## [PASSAGE FOURNI]

En résumé, pour Alexandre, c’est la bonté qui est au principe des processions divines, en raison de la diffusion qui lui est naturelle. Ibid., q. xvi, memb. 3 ; cf. memb. 8.

Puisque le Saint-Esprit procède par voie d’amour et non par nature selon l’intelligence, s’ensuit-il qu’il soit moins semblable au Père que le Fils ? Richard avait paru l’admettre. Cf. De Trinitate, t. VI, c. xi, xviii sq., P. L., t. exevi, col. 975, 982-985. Alexandre opine également en ce sens, tout en admettant la parfaite identité de nature et de perfection des personnes divines. Ibid., q. lxi, memb. 3, a. 2. Cf. Chr. Pesch, op. cit., ii. 586.

2. Saint Bonaventure († 1274). —

Saint Bonaventure continue Alexandre de Halès dont il avait été l’auditeur vers 1244. Le problème trinitaire a retenu son attention à plusieurs reprises : In IV libros Sentent., t. I, dist. VIII-XXXIV, éd. de Quaracchi, t. i ; Queestiones disputatæ : de mysterio Trinilatis, t. v, p. 44-115 ; Breviloquium, part. I », ibid., p. 199 sq. ; Itinerarium mentis ad Deum, c. vi. ibid., 293 sq. La Queestio disputata débute par la démonstration de ces deux propositions : Deum esse, esse verum indubitabile ; Deum esse trinum, esse verum credibile. Elle continue par l’exposé de sept attributs divins dont on montre quod possunt stare cum Trinitate. Enfin, saint Bonaventure a un sermon pour la fête de la Trinité, à l’octave de la Pentecôte. Ibid., t. ix. Dans l’exposé qui suit, on s’en tiendra surtout au commentaire.

a) Processions ; relations.

Saint Bonaventure suit le plan de Pierre Lombard ; il en accepte le point de vue initial qui est celui des Latins : considération de l’essence divine, d’abord, des personnes, ensuite ; il s’en tient à la définition de la personne donnée par Boèce. In I am Sent., dist. XXV, a. 1, q. il. Mais, disciple de Richard et d’Alexandre, il ne considère la nature que comme subsistante et la personne en Dieu n’a pas d’autre raison d’être que son origine. Ibid., dist. XIX, part. II, a. 1, q. ii. La nature est « possédée » ; le « possesseur » en est la personne : « Ainsi, parce qu’il n’y a qu’une seule et identique nature « possédée », nous devons dire qu’il n’y a qu’une seule essence ou substance ; mais parce qu’il y a plusieurs « possesseurs », il v a plusieurs personnes. » Ibid., dist. XXIII, a. 2. q." ii.

## [Entrées d'annotation spatiale]
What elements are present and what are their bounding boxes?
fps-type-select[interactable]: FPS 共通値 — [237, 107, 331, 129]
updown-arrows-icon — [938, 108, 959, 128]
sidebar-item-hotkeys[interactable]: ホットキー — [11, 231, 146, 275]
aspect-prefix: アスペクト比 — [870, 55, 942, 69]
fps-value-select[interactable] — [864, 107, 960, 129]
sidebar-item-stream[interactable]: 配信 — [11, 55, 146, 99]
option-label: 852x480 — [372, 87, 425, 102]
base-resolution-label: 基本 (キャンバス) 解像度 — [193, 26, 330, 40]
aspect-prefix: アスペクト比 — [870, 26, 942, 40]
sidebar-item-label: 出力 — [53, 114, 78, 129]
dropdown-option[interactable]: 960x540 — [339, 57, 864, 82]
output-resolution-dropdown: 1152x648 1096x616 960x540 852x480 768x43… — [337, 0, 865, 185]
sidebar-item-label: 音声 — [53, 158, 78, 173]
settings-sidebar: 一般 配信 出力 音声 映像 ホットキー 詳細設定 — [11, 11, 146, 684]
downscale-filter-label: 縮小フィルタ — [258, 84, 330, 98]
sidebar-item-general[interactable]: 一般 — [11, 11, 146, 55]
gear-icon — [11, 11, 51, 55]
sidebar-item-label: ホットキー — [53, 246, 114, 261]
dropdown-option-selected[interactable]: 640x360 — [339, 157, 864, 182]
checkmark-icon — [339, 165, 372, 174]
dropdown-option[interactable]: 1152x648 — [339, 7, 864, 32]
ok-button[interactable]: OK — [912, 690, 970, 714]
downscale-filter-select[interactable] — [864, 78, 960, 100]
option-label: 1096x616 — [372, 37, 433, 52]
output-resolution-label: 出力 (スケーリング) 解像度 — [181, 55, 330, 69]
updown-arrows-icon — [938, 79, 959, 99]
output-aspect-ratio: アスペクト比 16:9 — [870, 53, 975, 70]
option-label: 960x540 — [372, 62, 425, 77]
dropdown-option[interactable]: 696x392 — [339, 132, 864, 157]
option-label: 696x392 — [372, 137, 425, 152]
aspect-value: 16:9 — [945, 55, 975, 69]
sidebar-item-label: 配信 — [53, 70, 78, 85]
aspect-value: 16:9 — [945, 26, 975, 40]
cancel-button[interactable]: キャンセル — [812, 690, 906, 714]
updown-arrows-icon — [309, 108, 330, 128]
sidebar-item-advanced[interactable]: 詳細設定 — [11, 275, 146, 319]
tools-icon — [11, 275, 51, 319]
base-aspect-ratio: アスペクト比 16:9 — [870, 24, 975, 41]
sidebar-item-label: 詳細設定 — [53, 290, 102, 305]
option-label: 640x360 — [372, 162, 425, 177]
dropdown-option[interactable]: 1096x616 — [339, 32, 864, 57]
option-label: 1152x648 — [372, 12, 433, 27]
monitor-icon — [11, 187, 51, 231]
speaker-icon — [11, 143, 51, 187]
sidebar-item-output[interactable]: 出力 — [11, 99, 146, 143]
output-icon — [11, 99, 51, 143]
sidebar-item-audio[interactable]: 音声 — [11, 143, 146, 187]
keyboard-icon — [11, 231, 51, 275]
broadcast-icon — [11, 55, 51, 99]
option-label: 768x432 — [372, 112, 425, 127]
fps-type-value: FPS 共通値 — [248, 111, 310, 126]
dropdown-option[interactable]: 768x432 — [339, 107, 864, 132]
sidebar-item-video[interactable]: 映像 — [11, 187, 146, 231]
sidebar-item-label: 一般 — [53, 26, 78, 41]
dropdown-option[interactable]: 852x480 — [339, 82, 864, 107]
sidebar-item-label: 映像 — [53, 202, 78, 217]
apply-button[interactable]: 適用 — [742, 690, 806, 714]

## [EXERCICE PROPOSÉ A]
Répondez aux questions suivantes sur le passage consacré à la doctrine trinitaire :
(i) Pour Alexandre, qu'est-ce qui est au principe des processions divines ?
(ii) Vers quelle année saint Bonaventure avait-il été l'auditeur d'Alexandre de Halès ?
(iii) À quelle définition de la personne saint Bonaventure s'en tient-il ?
## [EXERCICE PROPOSÉ B]
Dans les entrées, modifiez la portion qui va du début jusqu'à la ligne contenant "sidebar-item-label: 出力 — [53, 114, 78, 129]" incluse, en remplaçant "aspect-prefix" par "aspect-label". Ne redonnez que ces lignes, sans aucun autre changement.
Le passage et les entrées n'ont aucun lien entre eux.

## [RÉPONSE FINALE A]
(i) La bonté, en raison de la diffusion qui lui est naturelle.
(ii) Vers 1244.
(iii) À la définition donnée par Boèce.

## [RÉPONSE FINALE B]
What elements are present and what are their bounding boxes?
fps-type-select[interactable]: FPS 共通値 — [237, 107, 331, 129]
updown-arrows-icon — [938, 108, 959, 128]
sidebar-item-hotkeys[interactable]: ホットキー — [11, 231, 146, 275]
aspect-label: アスペクト比 — [870, 55, 942, 69]
fps-value-select[interactable] — [864, 107, 960, 129]
sidebar-item-stream[interactable]: 配信 — [11, 55, 146, 99]
option-label: 852x480 — [372, 87, 425, 102]
base-resolution-label: 基本 (キャンバス) 解像度 — [193, 26, 330, 40]
aspect-label: アスペクト比 — [870, 26, 942, 40]
sidebar-item-label: 出力 — [53, 114, 78, 129]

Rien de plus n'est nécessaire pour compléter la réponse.